ASSIGNMENT: Word for word, restate every entry shown below.

Transcribed page data:
---+---
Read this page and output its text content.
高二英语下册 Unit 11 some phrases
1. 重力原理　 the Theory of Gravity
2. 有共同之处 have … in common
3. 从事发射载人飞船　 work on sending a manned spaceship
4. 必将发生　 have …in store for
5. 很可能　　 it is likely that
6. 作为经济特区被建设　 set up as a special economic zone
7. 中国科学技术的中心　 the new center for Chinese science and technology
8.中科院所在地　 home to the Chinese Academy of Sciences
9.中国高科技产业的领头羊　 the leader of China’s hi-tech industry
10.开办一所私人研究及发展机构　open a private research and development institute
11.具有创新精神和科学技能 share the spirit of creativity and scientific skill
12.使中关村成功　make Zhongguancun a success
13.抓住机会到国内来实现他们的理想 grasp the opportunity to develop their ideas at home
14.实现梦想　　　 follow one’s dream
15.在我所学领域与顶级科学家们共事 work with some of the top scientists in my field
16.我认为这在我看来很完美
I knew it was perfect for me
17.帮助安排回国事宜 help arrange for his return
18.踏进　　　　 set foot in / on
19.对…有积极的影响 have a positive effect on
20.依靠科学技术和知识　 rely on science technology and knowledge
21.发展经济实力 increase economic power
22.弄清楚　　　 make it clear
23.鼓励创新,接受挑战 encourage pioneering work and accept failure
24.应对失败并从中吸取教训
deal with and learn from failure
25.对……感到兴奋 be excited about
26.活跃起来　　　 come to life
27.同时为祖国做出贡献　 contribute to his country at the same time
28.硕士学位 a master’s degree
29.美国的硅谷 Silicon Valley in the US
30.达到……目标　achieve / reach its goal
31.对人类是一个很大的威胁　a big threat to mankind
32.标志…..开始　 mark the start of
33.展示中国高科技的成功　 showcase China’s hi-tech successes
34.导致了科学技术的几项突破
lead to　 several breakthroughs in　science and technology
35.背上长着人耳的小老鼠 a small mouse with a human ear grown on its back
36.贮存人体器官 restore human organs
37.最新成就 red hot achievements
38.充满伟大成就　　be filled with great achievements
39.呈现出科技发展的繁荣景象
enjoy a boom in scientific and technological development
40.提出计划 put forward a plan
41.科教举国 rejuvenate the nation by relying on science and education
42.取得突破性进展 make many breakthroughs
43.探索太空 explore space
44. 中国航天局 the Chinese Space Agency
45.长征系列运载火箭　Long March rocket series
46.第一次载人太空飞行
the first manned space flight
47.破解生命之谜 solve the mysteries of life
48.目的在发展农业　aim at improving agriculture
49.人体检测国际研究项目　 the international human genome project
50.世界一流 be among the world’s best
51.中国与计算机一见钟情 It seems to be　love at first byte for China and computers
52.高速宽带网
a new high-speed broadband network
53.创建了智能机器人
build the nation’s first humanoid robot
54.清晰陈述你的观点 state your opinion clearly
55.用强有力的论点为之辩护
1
---+---
TASK SOLUTION:
Read this page and output its text content.
高二英语下册 Unit 11 some phrases
1. 重力原理　 the Theory of Gravity
2. 有共同之处 have … in common
3. 从事发射载人飞船　 work on sending a manned spaceship
4. 必将发生　 have …in store for
5. 很可能　　 it is likely that
6. 作为经济特区被建设　 set up as a special economic zone
7. 中国科学技术的中心　 the new center for Chinese science and technology
8.中科院所在地　 home to the Chinese Academy of Sciences
9.中国高科技产业的领头羊　 the leader of China’s hi-tech industry
10.开办一所私人研究及发展机构　open a private research and development institute
11.具有创新精神和科学技能 share the spirit of creativity and scientific skill
12.使中关村成功　make Zhongguancun a success
13.抓住机会到国内来实现他们的理想 grasp the opportunity to develop their ideas at home
14.实现梦想　　　 follow one’s dream
15.在我所学领域与顶级科学家们共事 work with some of the top scientists in my field
16.我认为这在我看来很完美
I knew it was perfect for me
17.帮助安排回国事宜 help arrange for his return
18.踏进　　　　 set foot in / on
19.对…有积极的影响 have a positive effect on
20.依靠科学技术和知识　 rely on science technology and knowledge
21.发展经济实力 increase economic power
22.弄清楚　　　 make it clear
23.鼓励创新,接受挑战 encourage pioneering work and accept failure
24.应对失败并从中吸取教训
deal with and learn from failure
25.对……感到兴奋 be excited about
26.活跃起来　　　 come to life
27.同时为祖国做出贡献　 contribute to his country at the same time
28.硕士学位 a master’s degree
29.美国的硅谷 Silicon Valley in the US
30.达到……目标　achieve / reach its goal
31.对人类是一个很大的威胁　a big threat to mankind
32.标志…..开始　 mark the start of
33.展示中国高科技的成功　 showcase China’s hi-tech successes
34.导致了科学技术的几项突破
lead to　 several breakthroughs in　science and technology
35.背上长着人耳的小老鼠 a small mouse with a human ear grown on its back
36.贮存人体器官 restore human organs
37.最新成就 red hot achievements
38.充满伟大成就　　be filled with great achievements
39.呈现出科技发展的繁荣景象
enjoy a boom in scientific and technological development
40.提出计划 put forward a plan
41.科教举国 rejuvenate the nation by relying on science and education
42.取得突破性进展 make many breakthroughs
43.探索太空 explore space
44. 中国航天局 the Chinese Space Agency
45.长征系列运载火箭　Long March rocket series
46.第一次载人太空飞行
the first manned space flight
47.破解生命之谜 solve the mysteries of life
48.目的在发展农业　aim at improving agriculture
49.人体检测国际研究项目　 the international human genome project
50.世界一流 be among the world’s best
51.中国与计算机一见钟情 It seems to be　love at first byte for China and computers
52.高速宽带网
a new high-speed broadband network
53.创建了智能机器人
build the nation’s first humanoid robot
54.清晰陈述你的观点 state your opinion clearly
55.用强有力的论点为之辩护
1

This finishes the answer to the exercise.